Stored records:
☆ ☆ ☆ ☆
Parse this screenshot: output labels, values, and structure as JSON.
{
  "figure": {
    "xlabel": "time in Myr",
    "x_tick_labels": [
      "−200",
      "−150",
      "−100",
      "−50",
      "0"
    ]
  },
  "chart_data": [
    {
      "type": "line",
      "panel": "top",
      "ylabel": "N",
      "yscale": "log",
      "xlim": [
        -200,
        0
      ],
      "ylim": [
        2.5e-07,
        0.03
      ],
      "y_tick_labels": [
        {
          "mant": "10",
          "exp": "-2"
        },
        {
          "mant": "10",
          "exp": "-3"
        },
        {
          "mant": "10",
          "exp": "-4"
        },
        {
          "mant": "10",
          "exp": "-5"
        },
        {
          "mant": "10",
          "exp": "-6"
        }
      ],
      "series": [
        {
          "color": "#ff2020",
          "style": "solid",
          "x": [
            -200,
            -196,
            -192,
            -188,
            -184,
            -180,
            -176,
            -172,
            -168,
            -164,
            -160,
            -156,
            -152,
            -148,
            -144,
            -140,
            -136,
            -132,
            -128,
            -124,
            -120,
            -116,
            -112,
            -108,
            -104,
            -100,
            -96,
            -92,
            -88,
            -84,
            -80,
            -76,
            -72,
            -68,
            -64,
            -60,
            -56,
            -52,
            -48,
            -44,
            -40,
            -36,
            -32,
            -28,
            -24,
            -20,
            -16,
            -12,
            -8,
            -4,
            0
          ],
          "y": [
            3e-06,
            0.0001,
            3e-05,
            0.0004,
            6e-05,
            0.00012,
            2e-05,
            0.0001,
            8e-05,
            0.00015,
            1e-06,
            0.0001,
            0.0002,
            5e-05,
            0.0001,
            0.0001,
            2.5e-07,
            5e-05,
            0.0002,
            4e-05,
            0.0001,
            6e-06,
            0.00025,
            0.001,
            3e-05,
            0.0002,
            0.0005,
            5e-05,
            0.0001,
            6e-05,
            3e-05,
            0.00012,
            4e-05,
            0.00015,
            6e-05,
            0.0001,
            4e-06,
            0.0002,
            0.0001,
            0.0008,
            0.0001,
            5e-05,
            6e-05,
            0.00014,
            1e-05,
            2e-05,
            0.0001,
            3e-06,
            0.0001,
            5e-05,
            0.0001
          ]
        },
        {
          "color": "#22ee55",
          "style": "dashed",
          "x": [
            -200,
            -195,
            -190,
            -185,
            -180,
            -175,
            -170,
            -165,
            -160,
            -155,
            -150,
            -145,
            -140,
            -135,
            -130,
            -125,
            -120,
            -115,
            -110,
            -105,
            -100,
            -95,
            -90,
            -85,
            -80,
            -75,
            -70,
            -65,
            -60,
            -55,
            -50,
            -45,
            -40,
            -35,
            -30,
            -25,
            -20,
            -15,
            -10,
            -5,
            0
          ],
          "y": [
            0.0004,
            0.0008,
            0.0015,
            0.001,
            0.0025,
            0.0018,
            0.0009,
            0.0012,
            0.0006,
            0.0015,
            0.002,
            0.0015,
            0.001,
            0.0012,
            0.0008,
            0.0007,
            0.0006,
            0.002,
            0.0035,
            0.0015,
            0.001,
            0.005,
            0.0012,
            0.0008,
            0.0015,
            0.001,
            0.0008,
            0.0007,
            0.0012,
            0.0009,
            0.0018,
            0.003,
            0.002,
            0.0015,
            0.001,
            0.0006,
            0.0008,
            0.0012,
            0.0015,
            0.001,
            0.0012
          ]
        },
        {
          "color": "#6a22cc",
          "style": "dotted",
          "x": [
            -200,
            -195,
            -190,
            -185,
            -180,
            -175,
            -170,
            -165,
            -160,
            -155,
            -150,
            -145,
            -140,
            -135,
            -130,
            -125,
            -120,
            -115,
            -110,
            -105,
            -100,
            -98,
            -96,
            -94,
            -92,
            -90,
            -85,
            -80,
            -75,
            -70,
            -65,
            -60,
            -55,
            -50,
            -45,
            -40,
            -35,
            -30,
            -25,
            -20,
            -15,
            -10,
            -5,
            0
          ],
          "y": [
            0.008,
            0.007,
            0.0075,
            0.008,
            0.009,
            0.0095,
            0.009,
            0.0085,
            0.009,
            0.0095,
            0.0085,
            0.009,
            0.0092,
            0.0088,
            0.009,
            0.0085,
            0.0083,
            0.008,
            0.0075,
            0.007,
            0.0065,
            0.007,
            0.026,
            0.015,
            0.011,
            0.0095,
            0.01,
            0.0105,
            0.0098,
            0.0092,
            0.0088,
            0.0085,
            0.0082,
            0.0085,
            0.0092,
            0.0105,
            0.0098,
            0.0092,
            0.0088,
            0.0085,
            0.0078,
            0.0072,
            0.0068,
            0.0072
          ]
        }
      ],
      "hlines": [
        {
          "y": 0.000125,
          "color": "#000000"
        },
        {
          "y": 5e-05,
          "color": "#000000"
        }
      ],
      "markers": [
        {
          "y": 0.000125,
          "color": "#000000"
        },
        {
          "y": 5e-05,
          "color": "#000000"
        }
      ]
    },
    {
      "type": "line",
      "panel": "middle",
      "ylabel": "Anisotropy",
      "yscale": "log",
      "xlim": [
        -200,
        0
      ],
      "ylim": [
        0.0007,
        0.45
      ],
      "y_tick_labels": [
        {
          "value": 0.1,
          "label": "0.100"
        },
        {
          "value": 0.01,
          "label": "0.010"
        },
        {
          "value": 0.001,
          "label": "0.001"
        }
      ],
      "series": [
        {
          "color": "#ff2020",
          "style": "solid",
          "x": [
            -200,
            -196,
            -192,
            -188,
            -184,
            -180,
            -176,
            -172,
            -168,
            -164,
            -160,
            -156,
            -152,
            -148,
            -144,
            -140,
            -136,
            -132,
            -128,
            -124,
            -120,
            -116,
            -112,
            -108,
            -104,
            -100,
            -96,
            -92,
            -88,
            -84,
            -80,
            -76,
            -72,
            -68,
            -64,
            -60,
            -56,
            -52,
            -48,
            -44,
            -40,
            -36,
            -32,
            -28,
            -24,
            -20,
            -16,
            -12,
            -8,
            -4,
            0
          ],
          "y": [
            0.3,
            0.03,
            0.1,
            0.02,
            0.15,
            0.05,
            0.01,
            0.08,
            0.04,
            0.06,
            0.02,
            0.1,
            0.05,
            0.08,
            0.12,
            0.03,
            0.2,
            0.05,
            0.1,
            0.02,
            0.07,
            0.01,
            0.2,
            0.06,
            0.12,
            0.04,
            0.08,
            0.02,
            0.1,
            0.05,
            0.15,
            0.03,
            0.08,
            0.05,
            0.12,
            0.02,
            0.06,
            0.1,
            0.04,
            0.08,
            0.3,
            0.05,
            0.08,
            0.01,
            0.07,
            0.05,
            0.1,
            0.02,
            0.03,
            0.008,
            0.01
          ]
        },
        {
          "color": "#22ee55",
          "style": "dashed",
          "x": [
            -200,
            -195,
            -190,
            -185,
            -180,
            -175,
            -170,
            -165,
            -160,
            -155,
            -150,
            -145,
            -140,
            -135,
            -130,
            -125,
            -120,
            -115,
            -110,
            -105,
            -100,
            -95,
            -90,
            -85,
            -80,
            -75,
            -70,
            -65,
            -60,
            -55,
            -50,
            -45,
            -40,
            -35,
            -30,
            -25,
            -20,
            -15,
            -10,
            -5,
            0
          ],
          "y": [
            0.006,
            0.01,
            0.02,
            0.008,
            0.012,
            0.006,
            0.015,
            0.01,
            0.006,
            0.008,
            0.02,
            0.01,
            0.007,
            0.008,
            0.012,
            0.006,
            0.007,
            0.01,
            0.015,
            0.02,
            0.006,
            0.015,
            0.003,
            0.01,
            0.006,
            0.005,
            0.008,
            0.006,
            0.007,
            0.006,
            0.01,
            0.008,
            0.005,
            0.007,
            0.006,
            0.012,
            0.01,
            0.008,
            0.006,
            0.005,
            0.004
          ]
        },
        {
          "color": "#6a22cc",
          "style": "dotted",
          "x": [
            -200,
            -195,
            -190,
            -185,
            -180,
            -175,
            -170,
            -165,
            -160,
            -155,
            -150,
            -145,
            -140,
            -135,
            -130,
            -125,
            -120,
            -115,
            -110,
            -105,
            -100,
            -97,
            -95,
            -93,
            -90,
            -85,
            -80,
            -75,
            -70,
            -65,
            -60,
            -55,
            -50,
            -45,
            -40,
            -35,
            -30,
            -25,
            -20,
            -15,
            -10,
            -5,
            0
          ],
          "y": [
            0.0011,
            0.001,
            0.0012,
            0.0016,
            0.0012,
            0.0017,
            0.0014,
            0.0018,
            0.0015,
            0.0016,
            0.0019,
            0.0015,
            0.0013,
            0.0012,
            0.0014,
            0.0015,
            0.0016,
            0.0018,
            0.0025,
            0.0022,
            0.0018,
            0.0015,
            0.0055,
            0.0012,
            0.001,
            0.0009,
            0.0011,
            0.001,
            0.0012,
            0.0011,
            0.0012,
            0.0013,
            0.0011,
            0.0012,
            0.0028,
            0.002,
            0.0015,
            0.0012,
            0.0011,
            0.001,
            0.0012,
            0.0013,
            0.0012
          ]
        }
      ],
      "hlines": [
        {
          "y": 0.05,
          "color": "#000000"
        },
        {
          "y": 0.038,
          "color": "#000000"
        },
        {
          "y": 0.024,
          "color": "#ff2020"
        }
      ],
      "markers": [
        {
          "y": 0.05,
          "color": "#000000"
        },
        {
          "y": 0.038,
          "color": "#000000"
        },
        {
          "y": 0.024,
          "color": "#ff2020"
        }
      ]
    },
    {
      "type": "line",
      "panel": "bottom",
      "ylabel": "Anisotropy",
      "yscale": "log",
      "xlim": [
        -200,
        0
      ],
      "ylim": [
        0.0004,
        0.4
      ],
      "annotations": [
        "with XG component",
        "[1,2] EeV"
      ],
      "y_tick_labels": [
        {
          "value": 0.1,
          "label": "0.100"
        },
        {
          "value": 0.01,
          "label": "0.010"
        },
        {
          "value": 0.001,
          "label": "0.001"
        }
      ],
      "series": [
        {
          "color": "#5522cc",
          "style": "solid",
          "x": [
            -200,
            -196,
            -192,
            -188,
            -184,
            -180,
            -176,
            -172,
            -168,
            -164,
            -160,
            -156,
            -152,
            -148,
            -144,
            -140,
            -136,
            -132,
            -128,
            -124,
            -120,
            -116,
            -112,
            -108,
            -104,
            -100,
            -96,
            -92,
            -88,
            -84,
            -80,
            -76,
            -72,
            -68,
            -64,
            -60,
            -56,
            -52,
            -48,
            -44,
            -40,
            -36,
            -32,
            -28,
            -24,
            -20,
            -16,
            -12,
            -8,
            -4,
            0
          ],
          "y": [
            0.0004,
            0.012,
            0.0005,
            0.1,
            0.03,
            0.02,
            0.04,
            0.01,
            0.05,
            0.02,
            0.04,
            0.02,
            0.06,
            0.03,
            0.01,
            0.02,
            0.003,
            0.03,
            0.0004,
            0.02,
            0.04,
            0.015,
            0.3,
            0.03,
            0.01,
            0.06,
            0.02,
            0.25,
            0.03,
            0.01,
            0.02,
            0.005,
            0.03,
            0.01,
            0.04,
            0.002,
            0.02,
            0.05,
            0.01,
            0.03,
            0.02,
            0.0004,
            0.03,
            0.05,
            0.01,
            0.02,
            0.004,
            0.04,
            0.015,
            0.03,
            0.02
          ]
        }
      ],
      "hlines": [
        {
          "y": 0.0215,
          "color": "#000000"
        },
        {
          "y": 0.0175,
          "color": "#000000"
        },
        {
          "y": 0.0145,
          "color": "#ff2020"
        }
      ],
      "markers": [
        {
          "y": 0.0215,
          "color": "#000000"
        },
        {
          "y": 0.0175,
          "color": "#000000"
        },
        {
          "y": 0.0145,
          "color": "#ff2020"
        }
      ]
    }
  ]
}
☆ ☆ ☆ ☆
» What the task asks:
Report all lines of the data that include the word "panel".

» Full solution:
      "panel": "top",
      "panel": "middle",
      "panel": "bottom",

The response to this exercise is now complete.